◆ **WHAT THIS TASK INVOLVES**
Lines holding the string "catégorie" are the ones to copy from this listing.

◆ **THE INPUT**

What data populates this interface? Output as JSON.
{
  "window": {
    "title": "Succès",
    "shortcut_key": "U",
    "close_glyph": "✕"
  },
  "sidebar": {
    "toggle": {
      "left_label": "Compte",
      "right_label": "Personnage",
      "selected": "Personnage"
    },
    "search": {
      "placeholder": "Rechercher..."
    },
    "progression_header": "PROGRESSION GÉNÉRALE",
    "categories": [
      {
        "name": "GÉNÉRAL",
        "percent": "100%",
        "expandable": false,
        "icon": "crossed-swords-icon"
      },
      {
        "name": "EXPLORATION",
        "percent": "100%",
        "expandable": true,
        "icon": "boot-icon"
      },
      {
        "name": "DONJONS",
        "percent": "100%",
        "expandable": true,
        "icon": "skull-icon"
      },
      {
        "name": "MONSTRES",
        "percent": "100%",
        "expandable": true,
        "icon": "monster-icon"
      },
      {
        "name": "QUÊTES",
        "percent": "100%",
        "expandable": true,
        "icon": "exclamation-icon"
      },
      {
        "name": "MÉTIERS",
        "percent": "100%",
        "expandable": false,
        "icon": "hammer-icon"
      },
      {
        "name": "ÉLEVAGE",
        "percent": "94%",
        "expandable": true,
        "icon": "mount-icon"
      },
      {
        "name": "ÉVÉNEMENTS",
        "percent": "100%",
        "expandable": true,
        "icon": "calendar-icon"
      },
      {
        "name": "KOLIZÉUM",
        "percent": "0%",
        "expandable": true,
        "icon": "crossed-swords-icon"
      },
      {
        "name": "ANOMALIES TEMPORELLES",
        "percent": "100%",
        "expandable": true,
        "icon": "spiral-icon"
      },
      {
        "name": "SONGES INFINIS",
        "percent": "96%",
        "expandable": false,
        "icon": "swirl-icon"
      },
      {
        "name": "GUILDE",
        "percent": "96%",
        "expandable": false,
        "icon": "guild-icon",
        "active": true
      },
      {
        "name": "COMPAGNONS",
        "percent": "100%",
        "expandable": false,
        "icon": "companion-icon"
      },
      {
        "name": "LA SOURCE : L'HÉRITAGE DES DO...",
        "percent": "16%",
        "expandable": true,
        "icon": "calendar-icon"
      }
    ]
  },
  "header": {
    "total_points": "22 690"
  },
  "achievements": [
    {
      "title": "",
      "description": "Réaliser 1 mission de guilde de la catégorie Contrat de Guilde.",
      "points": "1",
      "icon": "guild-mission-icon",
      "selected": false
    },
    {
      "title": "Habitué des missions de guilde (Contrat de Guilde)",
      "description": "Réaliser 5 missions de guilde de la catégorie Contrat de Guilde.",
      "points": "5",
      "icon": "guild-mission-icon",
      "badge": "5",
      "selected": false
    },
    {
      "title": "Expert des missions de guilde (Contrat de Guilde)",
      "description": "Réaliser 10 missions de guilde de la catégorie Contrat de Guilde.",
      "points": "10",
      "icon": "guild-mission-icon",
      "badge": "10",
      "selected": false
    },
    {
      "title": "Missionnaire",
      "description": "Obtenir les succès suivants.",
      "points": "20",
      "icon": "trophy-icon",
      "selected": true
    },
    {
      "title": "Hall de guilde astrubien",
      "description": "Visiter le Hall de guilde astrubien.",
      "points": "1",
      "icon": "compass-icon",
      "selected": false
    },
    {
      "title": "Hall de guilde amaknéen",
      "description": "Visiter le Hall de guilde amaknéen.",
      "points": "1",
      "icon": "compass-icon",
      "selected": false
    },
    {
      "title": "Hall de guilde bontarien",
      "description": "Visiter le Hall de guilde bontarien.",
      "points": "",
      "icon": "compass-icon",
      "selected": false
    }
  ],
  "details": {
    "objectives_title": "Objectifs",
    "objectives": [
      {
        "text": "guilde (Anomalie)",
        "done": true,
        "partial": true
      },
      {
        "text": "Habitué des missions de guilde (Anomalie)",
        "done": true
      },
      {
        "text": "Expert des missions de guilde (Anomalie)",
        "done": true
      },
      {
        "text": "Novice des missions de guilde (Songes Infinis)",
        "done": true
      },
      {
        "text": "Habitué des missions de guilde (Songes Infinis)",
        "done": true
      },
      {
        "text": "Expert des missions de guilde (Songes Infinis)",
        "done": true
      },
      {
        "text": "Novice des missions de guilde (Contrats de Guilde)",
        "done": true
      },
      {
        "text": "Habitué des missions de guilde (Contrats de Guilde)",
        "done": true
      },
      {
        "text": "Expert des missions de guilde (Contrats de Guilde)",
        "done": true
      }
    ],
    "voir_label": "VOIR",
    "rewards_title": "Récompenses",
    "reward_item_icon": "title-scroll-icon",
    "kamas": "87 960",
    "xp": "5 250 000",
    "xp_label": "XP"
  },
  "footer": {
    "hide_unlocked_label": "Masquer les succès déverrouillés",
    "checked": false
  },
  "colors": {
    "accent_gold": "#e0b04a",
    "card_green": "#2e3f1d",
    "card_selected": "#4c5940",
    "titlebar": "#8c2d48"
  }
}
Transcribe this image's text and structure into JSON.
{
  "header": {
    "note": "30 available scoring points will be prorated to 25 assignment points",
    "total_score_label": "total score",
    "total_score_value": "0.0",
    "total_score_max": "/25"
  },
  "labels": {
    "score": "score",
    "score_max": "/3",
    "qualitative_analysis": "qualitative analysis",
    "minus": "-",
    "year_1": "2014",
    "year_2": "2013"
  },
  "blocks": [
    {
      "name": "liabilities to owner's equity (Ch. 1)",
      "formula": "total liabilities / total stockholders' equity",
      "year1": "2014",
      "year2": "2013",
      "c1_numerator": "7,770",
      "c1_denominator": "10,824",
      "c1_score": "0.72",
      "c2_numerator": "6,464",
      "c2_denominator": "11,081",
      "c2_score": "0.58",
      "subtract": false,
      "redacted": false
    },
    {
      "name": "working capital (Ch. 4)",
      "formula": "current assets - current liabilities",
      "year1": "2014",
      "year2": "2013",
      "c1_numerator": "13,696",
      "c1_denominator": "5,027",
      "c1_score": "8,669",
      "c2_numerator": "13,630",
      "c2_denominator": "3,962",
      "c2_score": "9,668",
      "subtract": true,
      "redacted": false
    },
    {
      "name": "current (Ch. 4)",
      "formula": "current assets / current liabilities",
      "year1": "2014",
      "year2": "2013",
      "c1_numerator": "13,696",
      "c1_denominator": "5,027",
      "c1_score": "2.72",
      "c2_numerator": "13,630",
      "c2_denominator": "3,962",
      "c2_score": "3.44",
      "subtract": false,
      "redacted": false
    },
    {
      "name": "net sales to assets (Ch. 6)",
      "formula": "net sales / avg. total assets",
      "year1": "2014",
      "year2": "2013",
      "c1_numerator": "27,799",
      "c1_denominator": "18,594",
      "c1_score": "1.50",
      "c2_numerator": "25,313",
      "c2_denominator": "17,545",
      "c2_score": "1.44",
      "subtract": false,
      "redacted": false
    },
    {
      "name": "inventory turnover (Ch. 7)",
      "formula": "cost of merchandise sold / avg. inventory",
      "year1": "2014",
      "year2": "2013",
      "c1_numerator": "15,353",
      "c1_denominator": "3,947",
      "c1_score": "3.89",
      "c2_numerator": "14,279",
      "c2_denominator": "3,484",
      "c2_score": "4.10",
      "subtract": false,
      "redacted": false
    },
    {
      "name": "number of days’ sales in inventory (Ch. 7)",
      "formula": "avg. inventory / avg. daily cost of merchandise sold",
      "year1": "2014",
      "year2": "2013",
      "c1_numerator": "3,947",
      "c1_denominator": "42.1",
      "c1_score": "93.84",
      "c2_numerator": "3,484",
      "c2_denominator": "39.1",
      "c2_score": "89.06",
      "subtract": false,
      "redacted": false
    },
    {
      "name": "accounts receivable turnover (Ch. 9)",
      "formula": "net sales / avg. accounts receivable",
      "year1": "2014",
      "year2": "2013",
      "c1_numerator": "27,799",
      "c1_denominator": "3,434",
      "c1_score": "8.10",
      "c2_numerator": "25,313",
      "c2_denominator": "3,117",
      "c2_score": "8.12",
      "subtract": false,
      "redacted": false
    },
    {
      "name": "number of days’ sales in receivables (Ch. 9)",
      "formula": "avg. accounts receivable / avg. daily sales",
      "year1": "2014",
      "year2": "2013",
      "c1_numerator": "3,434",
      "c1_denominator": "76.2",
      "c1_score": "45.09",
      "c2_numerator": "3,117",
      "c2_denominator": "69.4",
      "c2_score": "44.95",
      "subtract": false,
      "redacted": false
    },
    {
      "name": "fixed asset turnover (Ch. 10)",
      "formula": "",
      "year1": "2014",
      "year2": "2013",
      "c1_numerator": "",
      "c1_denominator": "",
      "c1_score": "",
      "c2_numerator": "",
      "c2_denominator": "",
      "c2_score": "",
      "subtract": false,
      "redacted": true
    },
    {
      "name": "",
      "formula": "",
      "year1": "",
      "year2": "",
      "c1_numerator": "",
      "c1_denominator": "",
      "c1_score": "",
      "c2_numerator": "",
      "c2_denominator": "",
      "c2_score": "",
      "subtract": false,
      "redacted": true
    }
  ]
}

◆ **EXERCISE OUTPUT**
      "description": "Réaliser 1 mission de guilde de la catégorie Contrat de Guilde.",
      "description": "Réaliser 5 missions de guilde de la catégorie Contrat de Guilde.",
      "description": "Réaliser 10 missions de guilde de la catégorie Contrat de Guilde.",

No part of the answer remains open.